*What needs to be done:* Count the lines of the material below that contain the string "会议地点", and reply with the number alone.

[Material from a collection]
"""

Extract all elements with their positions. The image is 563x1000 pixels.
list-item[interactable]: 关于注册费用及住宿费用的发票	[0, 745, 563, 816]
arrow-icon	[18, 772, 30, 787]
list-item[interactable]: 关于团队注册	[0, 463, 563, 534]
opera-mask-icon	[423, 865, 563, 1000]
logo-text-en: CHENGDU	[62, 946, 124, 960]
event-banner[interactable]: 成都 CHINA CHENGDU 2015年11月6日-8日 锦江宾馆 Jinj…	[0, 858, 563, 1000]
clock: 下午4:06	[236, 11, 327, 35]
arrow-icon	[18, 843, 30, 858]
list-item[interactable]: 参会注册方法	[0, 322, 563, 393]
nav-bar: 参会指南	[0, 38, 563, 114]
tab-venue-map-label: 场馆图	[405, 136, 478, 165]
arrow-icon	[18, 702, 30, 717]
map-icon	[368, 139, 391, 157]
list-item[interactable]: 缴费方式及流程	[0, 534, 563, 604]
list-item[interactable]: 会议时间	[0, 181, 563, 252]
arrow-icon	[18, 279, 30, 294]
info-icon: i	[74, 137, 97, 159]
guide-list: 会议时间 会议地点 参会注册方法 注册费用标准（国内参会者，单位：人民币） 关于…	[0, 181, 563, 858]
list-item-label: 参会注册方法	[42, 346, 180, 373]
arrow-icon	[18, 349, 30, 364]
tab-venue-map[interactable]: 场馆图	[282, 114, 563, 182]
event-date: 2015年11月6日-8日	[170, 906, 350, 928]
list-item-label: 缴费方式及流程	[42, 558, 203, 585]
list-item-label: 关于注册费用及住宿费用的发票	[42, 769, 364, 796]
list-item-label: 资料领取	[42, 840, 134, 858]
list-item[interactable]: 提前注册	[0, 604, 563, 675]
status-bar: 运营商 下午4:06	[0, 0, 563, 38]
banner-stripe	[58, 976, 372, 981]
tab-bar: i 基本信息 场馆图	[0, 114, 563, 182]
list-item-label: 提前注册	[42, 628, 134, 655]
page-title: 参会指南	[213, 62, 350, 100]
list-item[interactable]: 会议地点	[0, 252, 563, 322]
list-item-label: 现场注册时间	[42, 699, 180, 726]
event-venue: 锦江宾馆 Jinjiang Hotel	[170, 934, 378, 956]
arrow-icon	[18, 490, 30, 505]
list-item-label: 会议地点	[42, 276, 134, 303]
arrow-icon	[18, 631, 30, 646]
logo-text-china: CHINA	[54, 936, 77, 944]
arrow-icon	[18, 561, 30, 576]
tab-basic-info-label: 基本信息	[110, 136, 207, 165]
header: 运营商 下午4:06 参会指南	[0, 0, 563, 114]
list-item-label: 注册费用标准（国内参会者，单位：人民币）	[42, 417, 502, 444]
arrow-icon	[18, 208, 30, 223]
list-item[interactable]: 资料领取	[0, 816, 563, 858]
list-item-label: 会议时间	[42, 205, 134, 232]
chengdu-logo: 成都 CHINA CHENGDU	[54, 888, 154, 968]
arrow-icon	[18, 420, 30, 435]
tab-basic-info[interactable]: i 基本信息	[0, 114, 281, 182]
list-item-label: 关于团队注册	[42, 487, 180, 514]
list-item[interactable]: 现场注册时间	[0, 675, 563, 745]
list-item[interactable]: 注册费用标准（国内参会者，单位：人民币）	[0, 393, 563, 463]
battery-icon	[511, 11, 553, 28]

"""

*Solution for this task:* 3